**Stored records**
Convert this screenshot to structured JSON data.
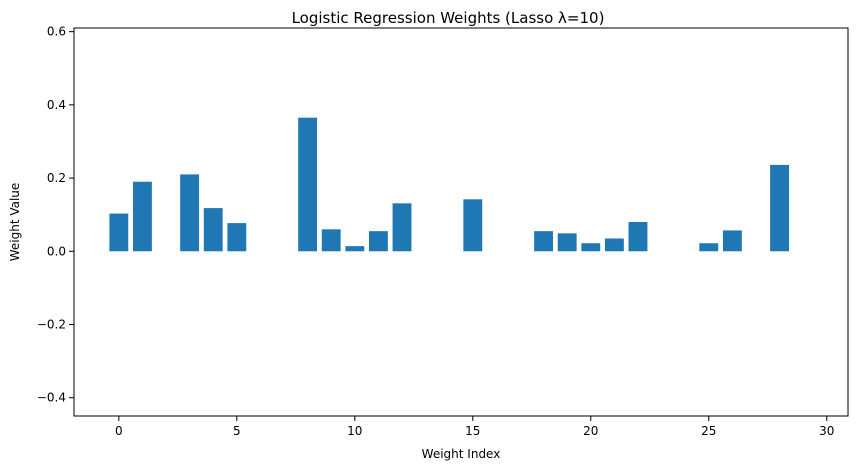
{
  "chart_data": {
    "type": "bar",
    "title": "Logistic Regression Weights (Lasso λ=10)",
    "xlabel": "Weight Index",
    "ylabel": "Weight Value",
    "xlim": [
      -1.9,
      30.9
    ],
    "ylim": [
      -0.45,
      0.61
    ],
    "xticks": [
      0,
      5,
      10,
      15,
      20,
      25,
      30
    ],
    "yticks": [
      -0.4,
      -0.2,
      0.0,
      0.2,
      0.4,
      0.6
    ],
    "ytick_labels": [
      "−0.4",
      "−0.2",
      "0.0",
      "0.2",
      "0.4",
      "0.6"
    ],
    "bar_color": "#1f77b4",
    "grid": false,
    "x": [
      0,
      1,
      2,
      3,
      4,
      5,
      6,
      7,
      8,
      9,
      10,
      11,
      12,
      13,
      14,
      15,
      16,
      17,
      18,
      19,
      20,
      21,
      22,
      23,
      24,
      25,
      26,
      27,
      28,
      29,
      30
    ],
    "values": [
      0.103,
      0.19,
      0.0,
      0.21,
      0.118,
      0.077,
      0.0,
      0.0,
      0.365,
      0.06,
      0.014,
      0.055,
      0.131,
      0.0,
      0.0,
      0.142,
      0.0,
      0.0,
      0.055,
      0.049,
      0.022,
      0.035,
      0.08,
      0.0,
      0.0,
      0.022,
      0.057,
      0.0,
      0.236,
      0.0,
      0.0
    ]
  }
}
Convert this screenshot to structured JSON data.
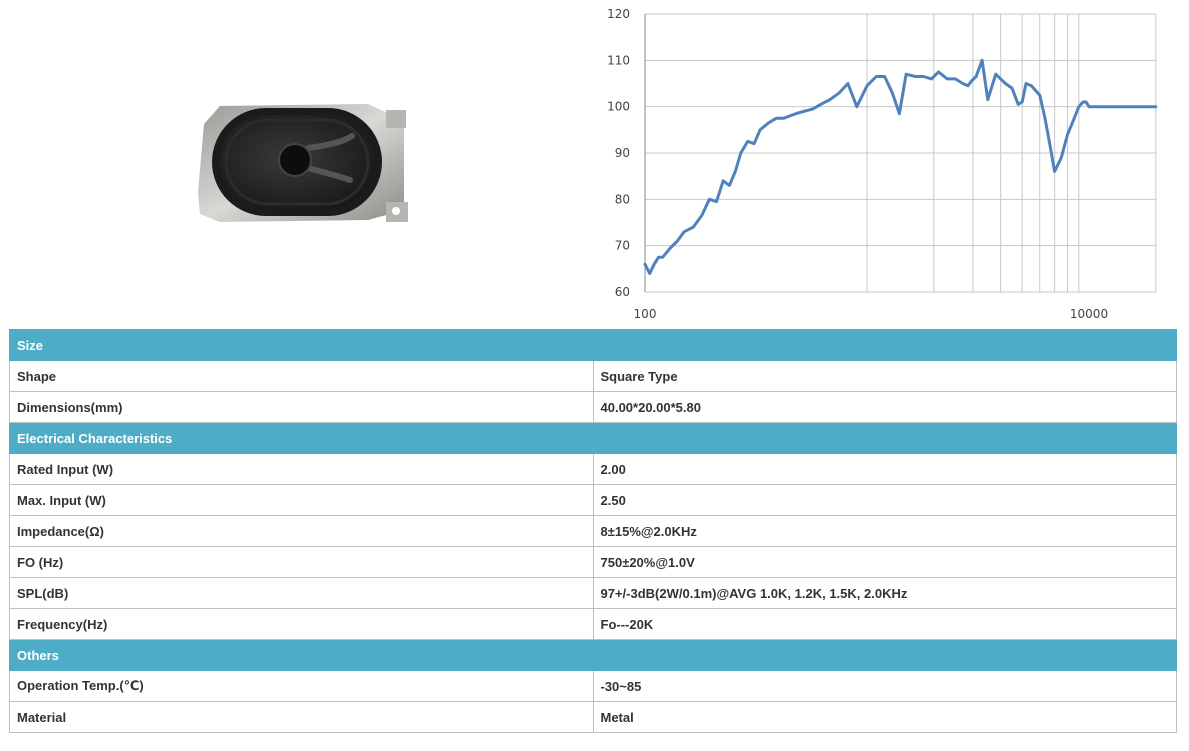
{
  "colors": {
    "curve": "#4f81bd",
    "section_header": "#4facc6",
    "grid": "#c8c8c8"
  },
  "chart_data": {
    "type": "line",
    "title": "",
    "xlabel": "",
    "ylabel": "",
    "x_scale": "log",
    "xlim": [
      100,
      20000
    ],
    "ylim": [
      60,
      120
    ],
    "yticks": [
      "60",
      "70",
      "80",
      "90",
      "100",
      "110",
      "120"
    ],
    "xticks": [
      "100",
      "10000"
    ],
    "grid": true,
    "series": [
      {
        "x": [
          100,
          105,
          110,
          115,
          120,
          130,
          140,
          150,
          165,
          180,
          195,
          210,
          225,
          240,
          255,
          270,
          290,
          310,
          330,
          360,
          390,
          420,
          450,
          480,
          520,
          570,
          620,
          680,
          750,
          820,
          900,
          1000,
          1100,
          1200,
          1300,
          1400,
          1500,
          1650,
          1800,
          1950,
          2100,
          2300,
          2500,
          2700,
          2850,
          2950,
          3100,
          3300,
          3500,
          3800,
          4200,
          4500,
          4800,
          5000,
          5200,
          5500,
          6000,
          6300,
          6600,
          7000,
          7500,
          8000,
          8500,
          9000,
          9400,
          9700,
          10000,
          10500,
          11000,
          11500,
          12000,
          12500,
          13000,
          13500,
          14000,
          15000,
          16000,
          17000,
          18000,
          19000,
          20000
        ],
        "y": [
          66,
          64,
          66,
          67.5,
          67.5,
          69.5,
          71,
          73,
          74,
          76.5,
          80,
          79.5,
          84,
          83,
          86,
          90,
          92.5,
          92,
          95,
          96.5,
          97.5,
          97.5,
          98,
          98.5,
          99,
          99.5,
          100.5,
          101.5,
          103,
          105,
          100,
          104.5,
          106.5,
          106.5,
          103,
          98.5,
          107,
          106.5,
          106.5,
          106,
          107.5,
          106,
          106,
          105,
          104.5,
          105.5,
          106.5,
          110,
          101.5,
          107,
          105,
          104,
          100.5,
          101,
          105,
          104.5,
          102.5,
          98,
          93,
          86,
          89,
          94,
          97,
          100,
          101,
          101,
          100,
          100,
          100,
          100,
          100,
          100,
          100,
          100,
          100,
          100,
          100,
          100,
          100,
          100,
          100
        ]
      }
    ]
  },
  "specs": {
    "size_title": "Size",
    "shape_label": "Shape",
    "shape_value": "Square Type",
    "dimensions_label": "Dimensions(mm)",
    "dimensions_value": "40.00*20.00*5.80",
    "electrical_title": "Electrical Characteristics",
    "rated_input_label": "Rated Input (W)",
    "rated_input_value": "2.00",
    "max_input_label": "Max. Input (W)",
    "max_input_value": "2.50",
    "impedance_label": "Impedance(Ω)",
    "impedance_value": "8±15%@2.0KHz",
    "fo_label": "FO (Hz)",
    "fo_value": "750±20%@1.0V",
    "spl_label": "SPL(dB)",
    "spl_value": "97+/-3dB(2W/0.1m)@AVG 1.0K, 1.2K, 1.5K,  2.0KHz",
    "frequency_label": "Frequency(Hz)",
    "frequency_value": "Fo---20K",
    "others_title": "Others",
    "operation_temp_label": "Operation Temp.(℃)",
    "operation_temp_value": "-30~85",
    "material_label": "Material",
    "material_value": "Metal"
  }
}
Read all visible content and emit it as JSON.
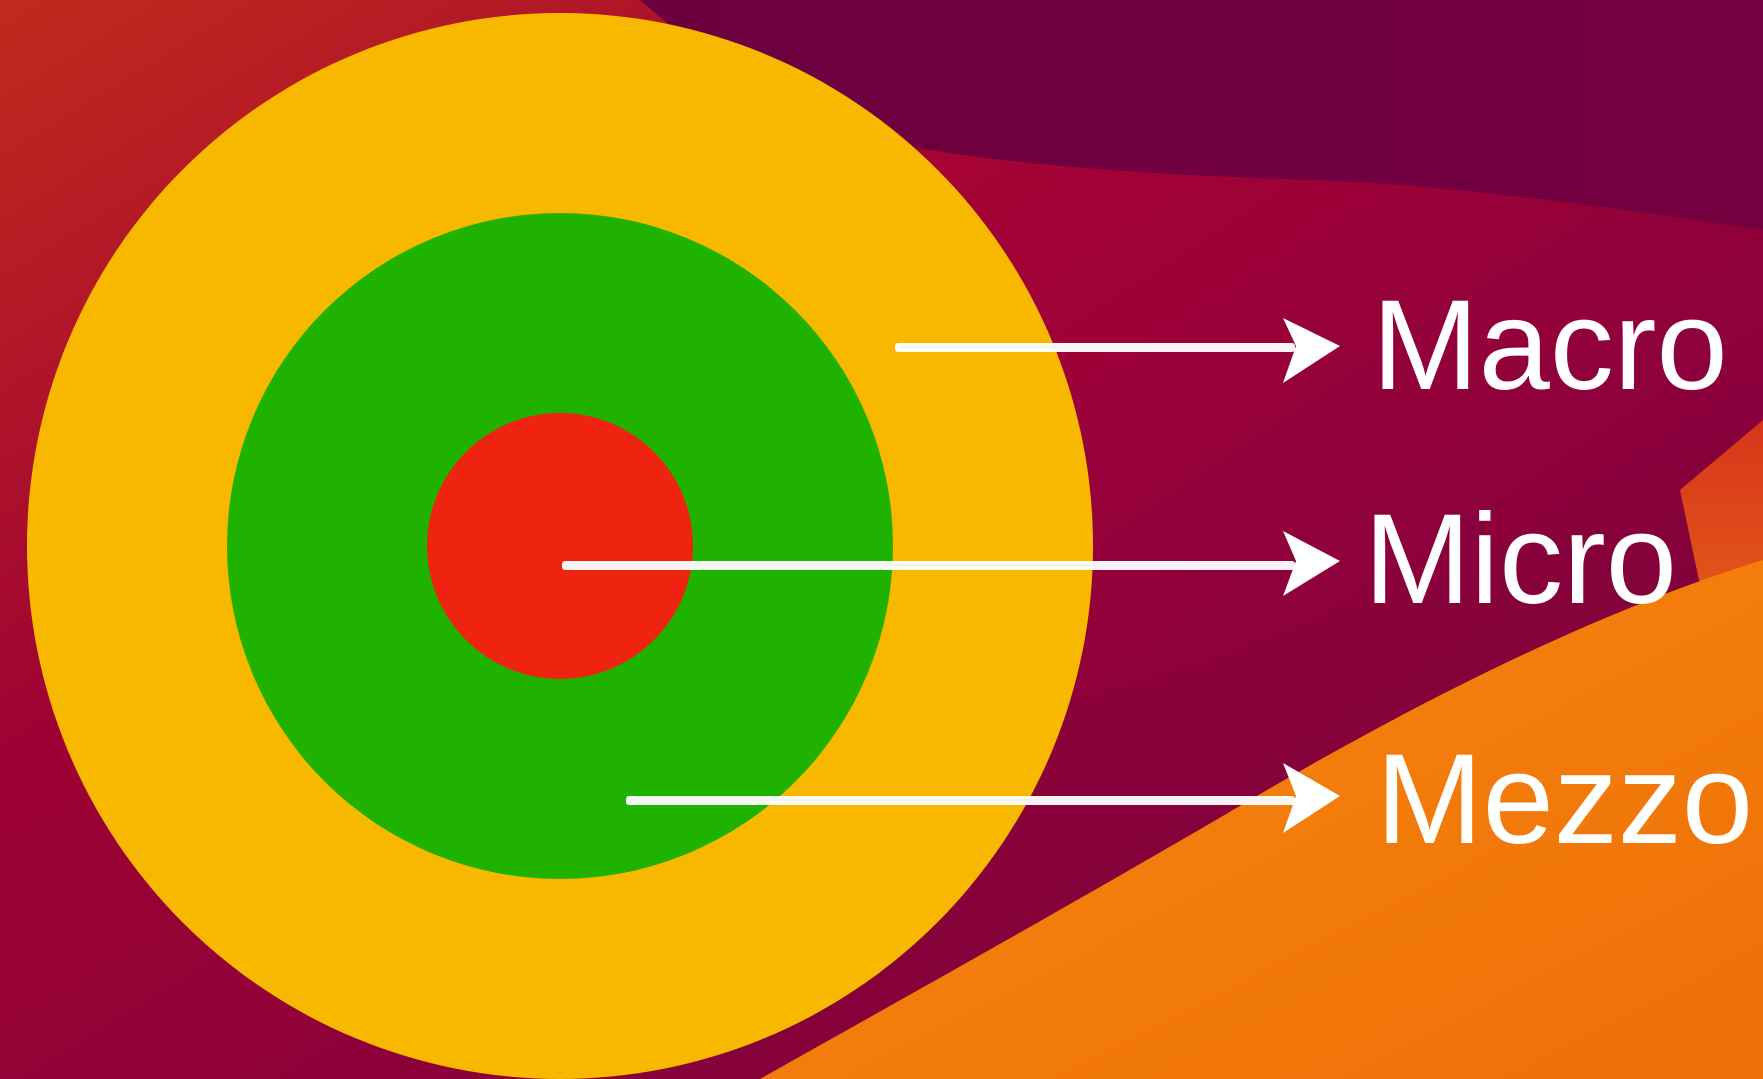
{
  "diagram": {
    "labels": {
      "outer": "Macro",
      "inner": "Micro",
      "middle": "Mezzo"
    },
    "colors": {
      "outer_ring": "#f8b800",
      "middle_ring": "#1fb200",
      "inner_circle": "#ee2310",
      "arrows": "#ffffff",
      "text": "#ffffff",
      "background_dark": "#6a0040",
      "background_red": "#a60034",
      "background_orange": "#f2780a"
    }
  }
}
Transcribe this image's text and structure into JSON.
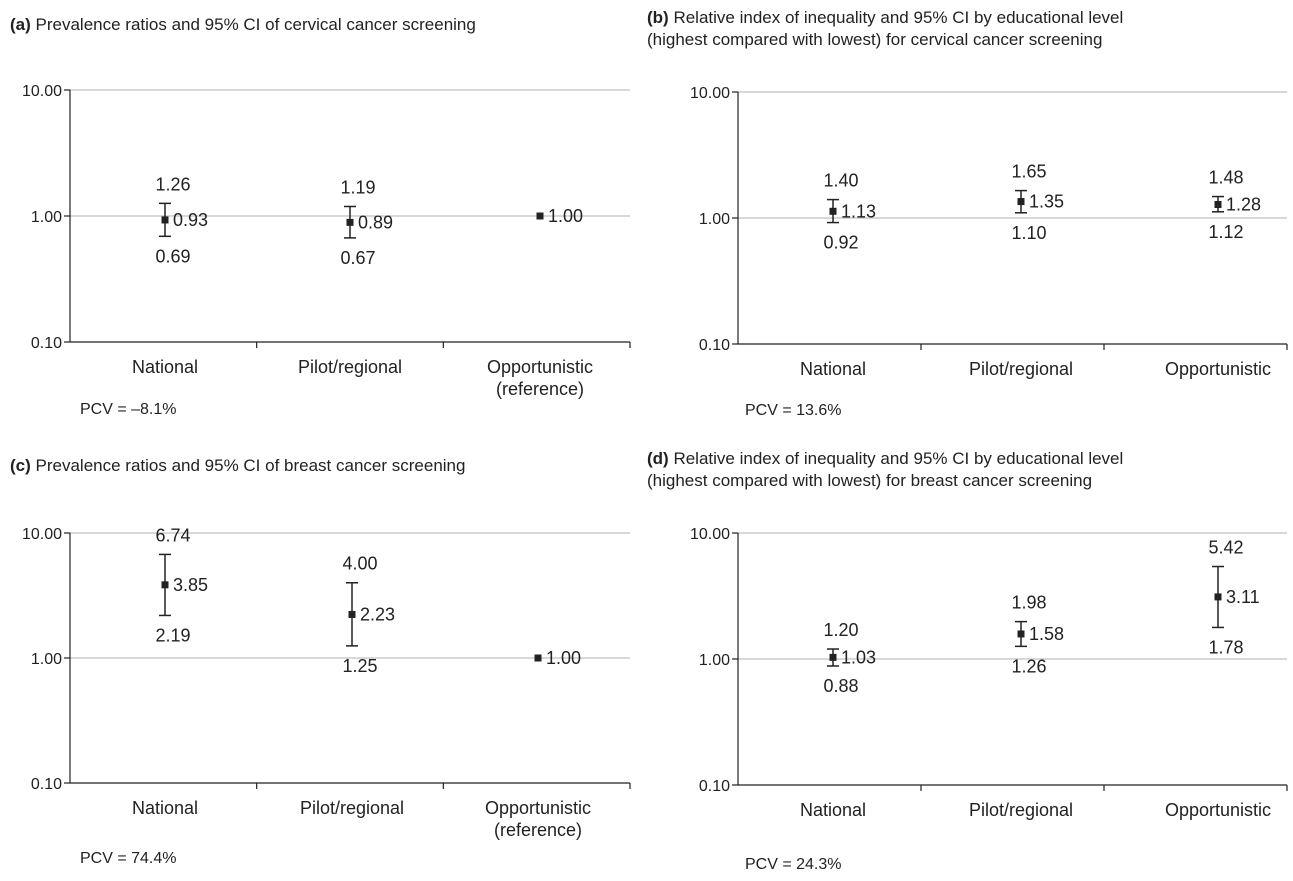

**The problem**
Figure out how many lines of the data above include "JSON", then give the number and nothing more.

**Correct answer**
4